EXTRACTED DATA.
-=-=-

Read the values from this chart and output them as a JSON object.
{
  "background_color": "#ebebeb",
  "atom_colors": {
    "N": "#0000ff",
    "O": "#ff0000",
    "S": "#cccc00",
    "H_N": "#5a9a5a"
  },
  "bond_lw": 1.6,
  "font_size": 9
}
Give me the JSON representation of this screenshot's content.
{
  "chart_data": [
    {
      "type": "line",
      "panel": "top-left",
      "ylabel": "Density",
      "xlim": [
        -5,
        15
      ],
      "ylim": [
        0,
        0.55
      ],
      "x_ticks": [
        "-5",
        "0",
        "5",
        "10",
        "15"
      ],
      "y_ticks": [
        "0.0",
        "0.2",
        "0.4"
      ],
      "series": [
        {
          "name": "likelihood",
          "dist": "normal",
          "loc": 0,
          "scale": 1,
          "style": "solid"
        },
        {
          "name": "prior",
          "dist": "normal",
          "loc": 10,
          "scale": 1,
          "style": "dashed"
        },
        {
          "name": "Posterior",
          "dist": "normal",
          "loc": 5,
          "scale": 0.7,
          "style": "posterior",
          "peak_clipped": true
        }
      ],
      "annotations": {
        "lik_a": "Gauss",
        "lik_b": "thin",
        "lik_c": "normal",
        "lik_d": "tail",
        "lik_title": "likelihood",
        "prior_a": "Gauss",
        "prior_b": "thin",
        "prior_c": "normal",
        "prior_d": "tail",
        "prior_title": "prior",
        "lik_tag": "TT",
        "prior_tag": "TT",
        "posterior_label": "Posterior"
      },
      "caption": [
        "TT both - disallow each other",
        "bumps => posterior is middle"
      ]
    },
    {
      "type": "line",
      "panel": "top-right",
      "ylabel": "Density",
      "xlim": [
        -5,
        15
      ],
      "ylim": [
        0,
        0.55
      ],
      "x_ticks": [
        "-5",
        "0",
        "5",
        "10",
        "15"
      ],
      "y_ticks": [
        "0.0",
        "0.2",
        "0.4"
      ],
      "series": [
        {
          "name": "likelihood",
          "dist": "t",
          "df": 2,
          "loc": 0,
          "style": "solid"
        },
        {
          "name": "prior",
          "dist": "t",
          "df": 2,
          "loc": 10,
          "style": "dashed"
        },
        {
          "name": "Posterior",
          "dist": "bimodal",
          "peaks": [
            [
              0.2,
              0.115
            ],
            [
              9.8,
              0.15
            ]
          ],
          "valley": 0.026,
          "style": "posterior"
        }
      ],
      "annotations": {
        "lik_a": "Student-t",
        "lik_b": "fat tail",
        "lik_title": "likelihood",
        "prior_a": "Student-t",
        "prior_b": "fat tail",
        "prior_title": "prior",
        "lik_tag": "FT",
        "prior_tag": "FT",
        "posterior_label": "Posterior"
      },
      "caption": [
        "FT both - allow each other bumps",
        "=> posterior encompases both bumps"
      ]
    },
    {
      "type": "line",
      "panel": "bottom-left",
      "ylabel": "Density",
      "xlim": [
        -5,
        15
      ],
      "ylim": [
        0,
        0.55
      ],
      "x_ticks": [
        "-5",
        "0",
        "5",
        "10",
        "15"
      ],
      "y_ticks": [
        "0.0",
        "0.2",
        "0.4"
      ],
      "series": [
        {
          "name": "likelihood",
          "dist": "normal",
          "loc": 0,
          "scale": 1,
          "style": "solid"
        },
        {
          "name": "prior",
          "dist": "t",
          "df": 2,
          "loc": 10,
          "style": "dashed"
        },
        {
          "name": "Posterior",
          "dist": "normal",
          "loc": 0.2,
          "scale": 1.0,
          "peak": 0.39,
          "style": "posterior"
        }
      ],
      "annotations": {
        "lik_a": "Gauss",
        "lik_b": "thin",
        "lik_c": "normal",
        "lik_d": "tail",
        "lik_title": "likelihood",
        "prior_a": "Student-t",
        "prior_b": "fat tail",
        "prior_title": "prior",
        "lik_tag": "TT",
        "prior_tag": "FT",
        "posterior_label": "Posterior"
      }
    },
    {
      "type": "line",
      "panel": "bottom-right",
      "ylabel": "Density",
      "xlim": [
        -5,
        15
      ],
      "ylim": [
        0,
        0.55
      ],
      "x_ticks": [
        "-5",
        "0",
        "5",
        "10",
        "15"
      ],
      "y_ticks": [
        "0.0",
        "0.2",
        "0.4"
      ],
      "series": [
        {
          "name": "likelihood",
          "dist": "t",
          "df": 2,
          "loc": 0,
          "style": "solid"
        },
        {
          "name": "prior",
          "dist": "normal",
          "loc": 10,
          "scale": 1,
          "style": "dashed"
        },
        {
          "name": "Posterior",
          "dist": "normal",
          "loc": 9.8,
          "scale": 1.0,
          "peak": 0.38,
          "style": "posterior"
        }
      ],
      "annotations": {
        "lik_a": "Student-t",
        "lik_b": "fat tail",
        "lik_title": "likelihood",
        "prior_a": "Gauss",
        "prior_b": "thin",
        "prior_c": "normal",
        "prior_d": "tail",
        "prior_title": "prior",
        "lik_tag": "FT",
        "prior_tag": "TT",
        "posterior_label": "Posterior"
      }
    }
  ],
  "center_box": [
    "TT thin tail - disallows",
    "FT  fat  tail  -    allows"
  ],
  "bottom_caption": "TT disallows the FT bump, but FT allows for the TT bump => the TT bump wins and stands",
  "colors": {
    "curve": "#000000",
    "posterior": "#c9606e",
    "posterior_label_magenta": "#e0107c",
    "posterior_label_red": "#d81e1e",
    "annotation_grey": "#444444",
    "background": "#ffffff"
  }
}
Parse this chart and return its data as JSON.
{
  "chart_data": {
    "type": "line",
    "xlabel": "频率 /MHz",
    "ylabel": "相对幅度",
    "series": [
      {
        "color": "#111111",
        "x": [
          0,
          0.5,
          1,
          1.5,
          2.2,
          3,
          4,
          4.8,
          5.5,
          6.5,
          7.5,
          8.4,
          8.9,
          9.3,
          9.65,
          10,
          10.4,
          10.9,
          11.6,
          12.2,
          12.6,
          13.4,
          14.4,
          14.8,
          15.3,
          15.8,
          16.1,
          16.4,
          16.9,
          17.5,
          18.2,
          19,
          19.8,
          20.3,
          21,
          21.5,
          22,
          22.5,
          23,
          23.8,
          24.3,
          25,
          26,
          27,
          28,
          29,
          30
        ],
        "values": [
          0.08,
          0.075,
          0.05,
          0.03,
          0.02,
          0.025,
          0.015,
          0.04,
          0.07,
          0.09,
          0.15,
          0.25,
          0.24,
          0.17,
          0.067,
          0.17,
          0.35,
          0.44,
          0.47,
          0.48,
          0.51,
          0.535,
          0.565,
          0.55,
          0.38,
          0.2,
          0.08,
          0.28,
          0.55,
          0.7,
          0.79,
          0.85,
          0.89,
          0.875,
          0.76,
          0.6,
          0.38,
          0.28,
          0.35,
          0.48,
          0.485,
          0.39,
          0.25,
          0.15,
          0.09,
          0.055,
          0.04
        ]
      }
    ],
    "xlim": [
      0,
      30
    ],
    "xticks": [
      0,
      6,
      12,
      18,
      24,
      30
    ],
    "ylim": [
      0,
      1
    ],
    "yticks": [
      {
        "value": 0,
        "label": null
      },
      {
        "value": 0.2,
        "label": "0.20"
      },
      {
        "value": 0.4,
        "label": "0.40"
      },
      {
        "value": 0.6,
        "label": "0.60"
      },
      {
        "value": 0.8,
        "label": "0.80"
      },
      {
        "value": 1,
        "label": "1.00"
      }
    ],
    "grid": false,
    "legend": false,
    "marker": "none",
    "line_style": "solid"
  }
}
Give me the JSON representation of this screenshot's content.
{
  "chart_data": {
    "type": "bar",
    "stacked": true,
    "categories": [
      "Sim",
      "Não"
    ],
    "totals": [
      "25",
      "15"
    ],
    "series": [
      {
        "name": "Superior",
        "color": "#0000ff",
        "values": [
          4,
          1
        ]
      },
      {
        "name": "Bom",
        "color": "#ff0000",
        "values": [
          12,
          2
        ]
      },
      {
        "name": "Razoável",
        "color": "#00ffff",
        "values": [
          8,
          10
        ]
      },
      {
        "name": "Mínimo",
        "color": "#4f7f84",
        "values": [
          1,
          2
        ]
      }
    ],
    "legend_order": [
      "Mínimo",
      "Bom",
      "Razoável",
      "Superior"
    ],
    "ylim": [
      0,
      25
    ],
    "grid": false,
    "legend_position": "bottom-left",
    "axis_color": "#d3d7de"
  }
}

-=-=-

PROBLEM TO WORK ON. Count how many lines contain "disallows" and give only that count.

SOLUTION FOR THIS EXERCISE. 2